# Mr Good Vape - Sweet Lovin' One Shot



## Rebel (23/4/18)

Good day

If you have tried the above mentioned one shot,
Please share your experience (mixing %, steep time, taste, etc).


Thanks

Reactions: Like 1


----------



## Halfdaft (23/4/18)

All the one-shots recommended percentage are 15% (so that makes you +/-400ml) and as far as I know its a SNV.

Reactions: Like 2


----------



## Rebel (23/4/18)

I hope it tastes great so tempted to checkout cart.

Reactions: Like 1


----------



## Hallucinated_ (23/4/18)

I have them all on the way, can not wait to mix as I have vaped the commercial versions of these and they ARE AWSOME !!

Reactions: Like 2


----------



## Halfdaft (23/4/18)

I've got Melon Head and its an awesome fruit vape!

Reactions: Like 2


----------



## Halfdaft (24/4/18)

Ok so I just got some Sweet Lovin in, will report back with my findings!

Reactions: Like 1


----------



## Halfdaft (24/4/18)

Ok so I just got some Sweet Lovin in, will report back with my findings!

Reactions: Like 2 | Thanks 1


----------



## Hallucinated_ (24/4/18)

Halfdaft Customs said:


> Ok so I just got some Sweet Lovin in, will report back with my findings!



I wonder if these are the same as the One Hit Wonder Range, I cant recall.
Think the commercial versions are mixed at 80/20

Reactions: Like 1 | Agree 1


----------



## Halfdaft (24/4/18)

This juice, right off the rip, is amazing! Very sweet and flavorful.. but so sweet it might put people off.

Reactions: Like 2


----------



## Hallucinated_ (25/4/18)

Halfdaft Customs said:


> This juice, right off the rip, is amazing! Very sweet and flavorful.. but so sweet it might put people off.


Dat Strawberry & Watermelon bubblegum do

Reactions: Like 2


----------



## Halfdaft (25/4/18)

Hallucinated_ said:


> Dat Strawberry & Watermelon bubblegum do



Its awesome!

Reactions: Like 2


----------



## Rude Rudi (26/4/18)

-*-

## WORK TO COMPLETE
- 1) Quote the forum thread word for word, everything from "All the one-shots" down to "to checkout cart.".
- 2) Pick out and copy every line of the entries that contains the string "Сохранить", matching case exactly.

-*-

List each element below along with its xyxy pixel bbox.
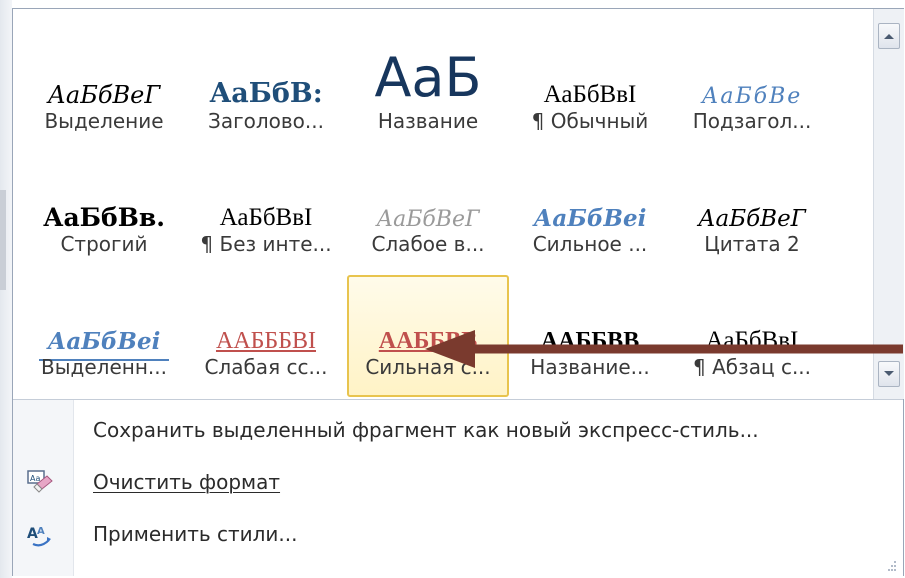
style-intense-emphasis[interactable]: АаБбВеі Сильное ...	[509, 152, 671, 274]
style-book-title[interactable]: ААББВВ Название...	[509, 275, 671, 397]
style-preview: ААББВВ	[378, 328, 478, 354]
menu-item-label: Сохранить выделенный фрагмент как новый …	[93, 418, 759, 442]
save-as-quick-style-item[interactable]: Сохранить выделенный фрагмент как новый …	[13, 406, 903, 456]
style-label: Сильное ...	[532, 232, 648, 256]
style-preview: АаБбВеГ	[698, 206, 806, 232]
style-intense-quote[interactable]: АаБбВеі Выделенн...	[23, 275, 185, 397]
style-preview: АаБбВеГ	[376, 207, 480, 232]
menu-item-label: Применить стили...	[93, 522, 298, 546]
style-subtle-emphasis[interactable]: АаБбВеГ Слабое в...	[347, 152, 509, 274]
style-label: Заголово...	[208, 109, 324, 133]
style-preview: АаБбВеі	[533, 205, 647, 232]
style-label: ¶ Абзац с...	[692, 355, 812, 379]
style-label: Подзагол...	[692, 109, 812, 133]
gallery-scrollbar[interactable]	[873, 9, 904, 399]
style-preview: АаБбВеГ	[47, 81, 161, 109]
scroll-up-icon	[884, 34, 894, 39]
apply-styles-item[interactable]: A A Применить стили...	[13, 510, 903, 560]
style-preview: АаБ	[374, 46, 482, 109]
scroll-down-icon	[884, 371, 894, 376]
style-heading[interactable]: АаБбВ: Заголово...	[185, 29, 347, 151]
style-preview: АаБбВе	[701, 84, 803, 109]
style-intense-reference[interactable]: ААББВВ Сильная с...	[347, 275, 509, 397]
style-preview: АаБбВв.	[43, 203, 165, 232]
svg-text:Aa: Aa	[30, 474, 40, 483]
style-preview: ААБББВІ	[215, 328, 316, 354]
style-preview: АаБбВеі	[39, 277, 169, 361]
style-label: Цитата 2	[704, 232, 800, 256]
document-edge	[0, 0, 12, 578]
scroll-down-button[interactable]	[878, 361, 900, 387]
style-label: Название	[377, 109, 479, 133]
style-preview: ААББВВ	[540, 328, 640, 354]
style-label: Выделение	[44, 109, 164, 133]
style-emphasis[interactable]: АаБбВеГ Выделение	[23, 29, 185, 151]
style-preview: АаБбВвІ	[219, 204, 313, 231]
resize-grip-icon[interactable]	[883, 560, 897, 572]
menu-item-label: Очистить формат	[93, 470, 281, 494]
style-no-spacing[interactable]: АаБбВвІ ¶ Без инте...	[185, 152, 347, 274]
style-title[interactable]: АаБ Название	[347, 29, 509, 151]
style-list-paragraph[interactable]: АаБбВвІ ¶ Абзац с...	[671, 275, 833, 397]
style-normal[interactable]: АаБбВвІ ¶ Обычный	[509, 29, 671, 151]
style-label: Выделенн...	[41, 355, 167, 379]
quick-styles-panel: АаБбВеГ Выделение АаБбВ: Заголово... АаБ…	[12, 8, 904, 576]
style-label: ¶ Без инте...	[200, 232, 332, 256]
style-preview: АаБбВвІ	[705, 327, 799, 354]
style-label: Слабое в...	[371, 232, 485, 256]
style-preview: АаБбВ:	[209, 78, 323, 109]
styles-gallery: АаБбВеГ Выделение АаБбВ: Заголово... АаБ…	[13, 9, 873, 399]
styles-menu: Сохранить выделенный фрагмент как новый …	[13, 400, 903, 576]
clear-format-icon: Aa	[27, 470, 53, 493]
style-label: Слабая сс...	[204, 355, 328, 379]
style-quote-2[interactable]: АаБбВеГ Цитата 2	[671, 152, 833, 274]
style-label: Строгий	[60, 232, 148, 256]
style-label: Название...	[530, 355, 650, 379]
apply-styles-icon: A A	[27, 526, 51, 547]
style-label: ¶ Обычный	[531, 109, 649, 133]
style-strong[interactable]: АаБбВв. Строгий	[23, 152, 185, 274]
style-subtitle[interactable]: АаБбВе Подзагол...	[671, 29, 833, 151]
clear-format-item[interactable]: Aa Очистить формат	[13, 458, 903, 508]
scroll-up-button[interactable]	[878, 23, 900, 49]
style-preview: АаБбВвІ	[543, 81, 637, 108]
svg-text:A: A	[37, 526, 45, 537]
style-subtle-reference[interactable]: ААБББВІ Слабая сс...	[185, 275, 347, 397]
ruler-notch	[0, 190, 6, 290]
style-label: Сильная с...	[365, 355, 491, 379]
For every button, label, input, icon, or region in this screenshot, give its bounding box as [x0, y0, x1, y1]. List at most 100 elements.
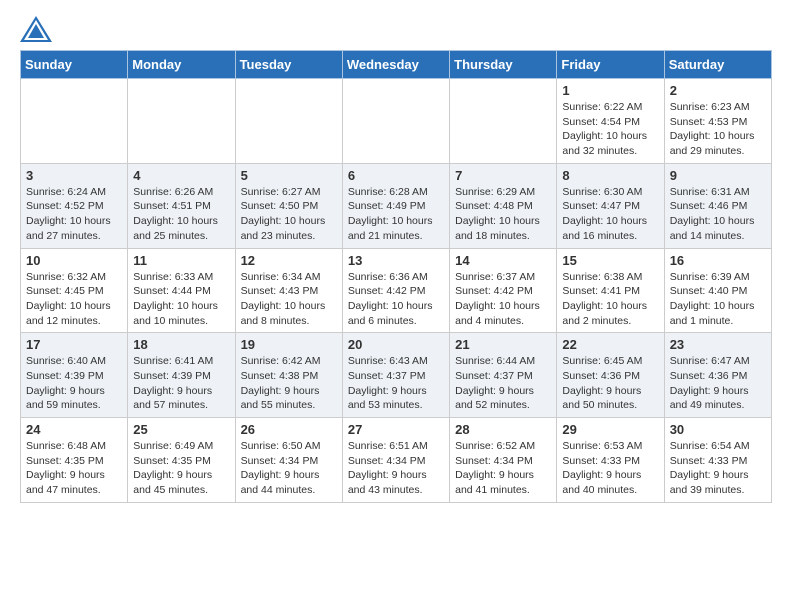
day-detail: Sunrise: 6:53 AM Sunset: 4:33 PM Dayligh…: [562, 439, 658, 498]
day-detail: Sunrise: 6:43 AM Sunset: 4:37 PM Dayligh…: [348, 354, 444, 413]
day-number: 10: [26, 253, 122, 268]
day-number: 9: [670, 168, 766, 183]
calendar-row: 1 Sunrise: 6:22 AM Sunset: 4:54 PM Daylig…: [21, 79, 772, 164]
logo: [20, 16, 52, 38]
day-detail: Sunrise: 6:33 AM Sunset: 4:44 PM Dayligh…: [133, 270, 229, 329]
day-detail: Sunrise: 6:42 AM Sunset: 4:38 PM Dayligh…: [241, 354, 337, 413]
day-number: 24: [26, 422, 122, 437]
day-number: 12: [241, 253, 337, 268]
day-number: 18: [133, 337, 229, 352]
day-number: 1: [562, 83, 658, 98]
day-number: 4: [133, 168, 229, 183]
day-number: 15: [562, 253, 658, 268]
day-detail: Sunrise: 6:50 AM Sunset: 4:34 PM Dayligh…: [241, 439, 337, 498]
calendar-cell: 15 Sunrise: 6:38 AM Sunset: 4:41 PM Dayli…: [557, 248, 664, 333]
calendar-cell: 18 Sunrise: 6:41 AM Sunset: 4:39 PM Dayli…: [128, 333, 235, 418]
day-detail: Sunrise: 6:27 AM Sunset: 4:50 PM Dayligh…: [241, 185, 337, 244]
day-number: 13: [348, 253, 444, 268]
calendar-row: 17 Sunrise: 6:40 AM Sunset: 4:39 PM Dayli…: [21, 333, 772, 418]
day-detail: Sunrise: 6:45 AM Sunset: 4:36 PM Dayligh…: [562, 354, 658, 413]
header-area: [20, 16, 772, 38]
day-detail: Sunrise: 6:31 AM Sunset: 4:46 PM Dayligh…: [670, 185, 766, 244]
calendar-cell: 2 Sunrise: 6:23 AM Sunset: 4:53 PM Daylig…: [664, 79, 771, 164]
calendar-header-saturday: Saturday: [664, 51, 771, 79]
calendar-header-row: SundayMondayTuesdayWednesdayThursdayFrid…: [21, 51, 772, 79]
calendar-header-sunday: Sunday: [21, 51, 128, 79]
day-detail: Sunrise: 6:48 AM Sunset: 4:35 PM Dayligh…: [26, 439, 122, 498]
calendar-cell: [450, 79, 557, 164]
calendar-cell: 17 Sunrise: 6:40 AM Sunset: 4:39 PM Dayli…: [21, 333, 128, 418]
day-detail: Sunrise: 6:38 AM Sunset: 4:41 PM Dayligh…: [562, 270, 658, 329]
day-detail: Sunrise: 6:47 AM Sunset: 4:36 PM Dayligh…: [670, 354, 766, 413]
calendar-cell: 24 Sunrise: 6:48 AM Sunset: 4:35 PM Dayli…: [21, 418, 128, 503]
calendar-header-thursday: Thursday: [450, 51, 557, 79]
day-number: 28: [455, 422, 551, 437]
day-number: 27: [348, 422, 444, 437]
day-number: 14: [455, 253, 551, 268]
day-detail: Sunrise: 6:51 AM Sunset: 4:34 PM Dayligh…: [348, 439, 444, 498]
day-detail: Sunrise: 6:22 AM Sunset: 4:54 PM Dayligh…: [562, 100, 658, 159]
calendar-header-tuesday: Tuesday: [235, 51, 342, 79]
day-detail: Sunrise: 6:39 AM Sunset: 4:40 PM Dayligh…: [670, 270, 766, 329]
day-detail: Sunrise: 6:24 AM Sunset: 4:52 PM Dayligh…: [26, 185, 122, 244]
calendar-cell: 22Sunrise: 6:45 AM Sunset: 4:36 PM Dayli…: [557, 333, 664, 418]
calendar-header-friday: Friday: [557, 51, 664, 79]
day-number: 5: [241, 168, 337, 183]
calendar-cell: 4 Sunrise: 6:26 AM Sunset: 4:51 PM Daylig…: [128, 163, 235, 248]
day-number: 19: [241, 337, 337, 352]
calendar-cell: 23 Sunrise: 6:47 AM Sunset: 4:36 PM Dayli…: [664, 333, 771, 418]
day-detail: Sunrise: 6:23 AM Sunset: 4:53 PM Dayligh…: [670, 100, 766, 159]
calendar-cell: 29Sunrise: 6:53 AM Sunset: 4:33 PM Dayli…: [557, 418, 664, 503]
day-number: 17: [26, 337, 122, 352]
day-detail: Sunrise: 6:49 AM Sunset: 4:35 PM Dayligh…: [133, 439, 229, 498]
day-detail: Sunrise: 6:40 AM Sunset: 4:39 PM Dayligh…: [26, 354, 122, 413]
day-detail: Sunrise: 6:37 AM Sunset: 4:42 PM Dayligh…: [455, 270, 551, 329]
calendar-cell: 8 Sunrise: 6:30 AM Sunset: 4:47 PM Daylig…: [557, 163, 664, 248]
day-number: 26: [241, 422, 337, 437]
day-detail: Sunrise: 6:54 AM Sunset: 4:33 PM Dayligh…: [670, 439, 766, 498]
day-number: 25: [133, 422, 229, 437]
calendar-cell: 25 Sunrise: 6:49 AM Sunset: 4:35 PM Dayli…: [128, 418, 235, 503]
calendar-cell: 30 Sunrise: 6:54 AM Sunset: 4:33 PM Dayli…: [664, 418, 771, 503]
day-number: 30: [670, 422, 766, 437]
calendar-cell: 28 Sunrise: 6:52 AM Sunset: 4:34 PM Dayli…: [450, 418, 557, 503]
day-detail: Sunrise: 6:52 AM Sunset: 4:34 PM Dayligh…: [455, 439, 551, 498]
calendar-cell: 1 Sunrise: 6:22 AM Sunset: 4:54 PM Daylig…: [557, 79, 664, 164]
day-detail: Sunrise: 6:30 AM Sunset: 4:47 PM Dayligh…: [562, 185, 658, 244]
day-number: 2: [670, 83, 766, 98]
day-detail: Sunrise: 6:34 AM Sunset: 4:43 PM Dayligh…: [241, 270, 337, 329]
logo-icon: [20, 16, 48, 38]
day-detail: Sunrise: 6:28 AM Sunset: 4:49 PM Dayligh…: [348, 185, 444, 244]
day-detail: Sunrise: 6:32 AM Sunset: 4:45 PM Dayligh…: [26, 270, 122, 329]
calendar-cell: 26 Sunrise: 6:50 AM Sunset: 4:34 PM Dayli…: [235, 418, 342, 503]
calendar-cell: [128, 79, 235, 164]
main-container: SundayMondayTuesdayWednesdayThursdayFrid…: [0, 0, 792, 519]
calendar-row: 24 Sunrise: 6:48 AM Sunset: 4:35 PM Dayli…: [21, 418, 772, 503]
day-number: 8: [562, 168, 658, 183]
calendar-cell: 10 Sunrise: 6:32 AM Sunset: 4:45 PM Dayli…: [21, 248, 128, 333]
day-number: 16: [670, 253, 766, 268]
calendar-cell: 14 Sunrise: 6:37 AM Sunset: 4:42 PM Dayli…: [450, 248, 557, 333]
day-detail: Sunrise: 6:29 AM Sunset: 4:48 PM Dayligh…: [455, 185, 551, 244]
day-number: 23: [670, 337, 766, 352]
day-number: 3: [26, 168, 122, 183]
day-detail: Sunrise: 6:36 AM Sunset: 4:42 PM Dayligh…: [348, 270, 444, 329]
day-number: 7: [455, 168, 551, 183]
calendar-header-monday: Monday: [128, 51, 235, 79]
calendar-table: SundayMondayTuesdayWednesdayThursdayFrid…: [20, 50, 772, 503]
day-number: 6: [348, 168, 444, 183]
day-number: 21: [455, 337, 551, 352]
calendar-row: 10 Sunrise: 6:32 AM Sunset: 4:45 PM Dayli…: [21, 248, 772, 333]
day-detail: Sunrise: 6:44 AM Sunset: 4:37 PM Dayligh…: [455, 354, 551, 413]
calendar-cell: 12 Sunrise: 6:34 AM Sunset: 4:43 PM Dayli…: [235, 248, 342, 333]
day-number: 20: [348, 337, 444, 352]
day-number: 11: [133, 253, 229, 268]
day-detail: Sunrise: 6:26 AM Sunset: 4:51 PM Dayligh…: [133, 185, 229, 244]
calendar-cell: 5 Sunrise: 6:27 AM Sunset: 4:50 PM Daylig…: [235, 163, 342, 248]
calendar-cell: 27 Sunrise: 6:51 AM Sunset: 4:34 PM Dayli…: [342, 418, 449, 503]
calendar-cell: 3 Sunrise: 6:24 AM Sunset: 4:52 PM Daylig…: [21, 163, 128, 248]
calendar-cell: 21 Sunrise: 6:44 AM Sunset: 4:37 PM Dayli…: [450, 333, 557, 418]
calendar-cell: 20 Sunrise: 6:43 AM Sunset: 4:37 PM Dayli…: [342, 333, 449, 418]
day-detail: Sunrise: 6:41 AM Sunset: 4:39 PM Dayligh…: [133, 354, 229, 413]
calendar-cell: [235, 79, 342, 164]
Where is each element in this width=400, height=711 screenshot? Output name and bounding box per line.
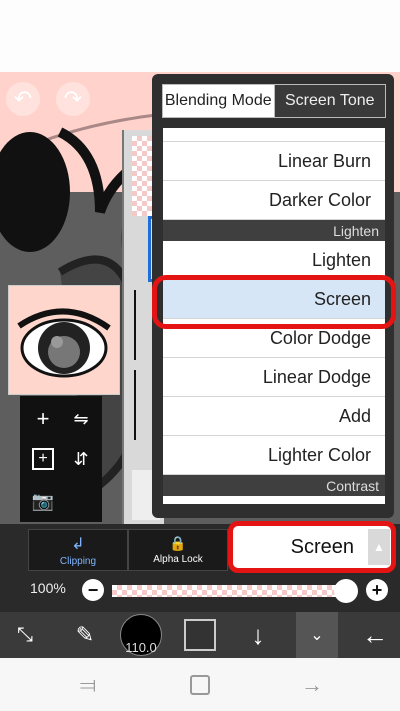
clip-indicator <box>134 290 136 360</box>
opacity-slider[interactable] <box>112 585 350 597</box>
chevron-up-icon[interactable]: ▲ <box>368 529 390 565</box>
layers-button[interactable]: ⌄ <box>296 612 338 658</box>
alpha-lock-button[interactable]: 🔒 Alpha Lock <box>128 529 228 571</box>
opacity-increase-button[interactable]: + <box>366 579 388 601</box>
flip-vertical-icon: ⇵ <box>73 448 89 469</box>
clipping-icon: ↲ <box>71 535 85 553</box>
color-swatch-icon <box>184 619 216 651</box>
flip-horizontal-icon: ⇋ <box>73 408 89 429</box>
transform-button[interactable]: ⤡ <box>0 612 50 658</box>
blend-group-header-contrast: Contrast <box>163 475 385 496</box>
plus-icon: + <box>371 579 383 600</box>
alpha-lock-label: Alpha Lock <box>153 554 203 565</box>
blend-option-lighter-color[interactable]: Lighter Color <box>163 436 385 475</box>
back-button[interactable]: ← <box>350 612 400 658</box>
list-item-partial <box>163 128 385 142</box>
blend-option-linear-dodge[interactable]: Linear Dodge <box>163 358 385 397</box>
tab-screen-tone[interactable]: Screen Tone <box>273 85 385 117</box>
back-icon: → <box>301 671 323 697</box>
add-square-icon: + <box>32 448 54 470</box>
brush-button[interactable]: ✎ <box>60 612 110 658</box>
add-layer-alt-button[interactable]: + <box>28 444 58 474</box>
flip-horizontal-button[interactable]: ⇋ <box>66 404 96 434</box>
home-button[interactable] <box>170 658 230 711</box>
color-button[interactable] <box>178 612 222 658</box>
blend-group-header-lighten: Lighten <box>163 220 385 241</box>
recent-apps-button[interactable]: ⫤ <box>58 658 118 711</box>
blend-option-linear-burn[interactable]: Linear Burn <box>163 142 385 181</box>
minus-icon: − <box>87 579 99 600</box>
brush-size-indicator[interactable]: 110.0 <box>120 614 162 656</box>
layer-tools-panel: + ⇋ + ⇵ 📷 <box>20 396 102 522</box>
undo-button[interactable]: ↶ <box>6 82 40 116</box>
lock-icon: 🔒 <box>169 535 187 551</box>
clip-indicator <box>134 370 136 440</box>
blend-tabs: Blending Mode Screen Tone <box>162 84 386 118</box>
camera-button[interactable]: 📷 <box>28 486 58 516</box>
top-bar <box>0 0 400 72</box>
redo-icon: ↷ <box>63 86 83 111</box>
clipping-label: Clipping <box>59 555 97 567</box>
undo-icon: ↶ <box>13 86 33 111</box>
blend-option-add[interactable]: Add <box>163 397 385 436</box>
opacity-slider-thumb[interactable] <box>334 579 358 603</box>
reference-image <box>8 285 120 395</box>
download-button[interactable]: ↓ <box>236 612 280 658</box>
home-icon <box>190 674 210 695</box>
blend-mode-value[interactable]: Screen <box>236 527 368 567</box>
tab-blending-mode[interactable]: Blending Mode <box>163 85 274 117</box>
recent-apps-icon: ⫤ <box>79 671 97 697</box>
brush-icon: ✎ <box>75 622 95 647</box>
layers-icon: ⌄ <box>310 627 324 644</box>
system-back-button[interactable]: → <box>282 658 342 711</box>
clipping-button[interactable]: ↲ Clipping <box>28 529 128 571</box>
opacity-decrease-button[interactable]: − <box>82 579 104 601</box>
system-nav-bar: ⫤ → <box>0 658 400 711</box>
arrow-left-icon: ← <box>362 619 388 650</box>
arrow-down-icon: ↓ <box>251 619 265 650</box>
annotation-highlight <box>152 275 396 329</box>
opacity-label: 100% <box>30 580 66 596</box>
plus-icon: + <box>36 406 50 431</box>
flip-vertical-button[interactable]: ⇵ <box>66 444 96 474</box>
eye-drawing <box>17 308 111 378</box>
camera-icon: 📷 <box>31 490 55 511</box>
transform-icon: ⤡ <box>17 623 33 646</box>
blend-option-darker-color[interactable]: Darker Color <box>163 181 385 220</box>
redo-button[interactable]: ↷ <box>56 82 90 116</box>
bottom-toolbar: ⤡ ✎ ↓ ⌄ ← <box>0 612 400 658</box>
add-layer-button[interactable]: + <box>28 404 58 434</box>
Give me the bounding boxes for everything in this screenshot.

-*-

## WORKED ANSWERS
- 1)
All the one-shots recommended percentage are 15% (so that makes you +/-400ml) and as far as I know its a SNV.

Reactions: Like 2


----------



## Rebel (23/4/18)

I hope it tastes great so tempted to checkout cart.

- 2)
menu-item-label: Сохранить выделенный фрагмент как новый …	[93, 418, 759, 442]
save-as-quick-style-item[interactable]: Сохранить выделенный фрагмент как новый …	[13, 406, 903, 456]
styles-menu: Сохранить выделенный фрагмент как новый …	[13, 400, 903, 576]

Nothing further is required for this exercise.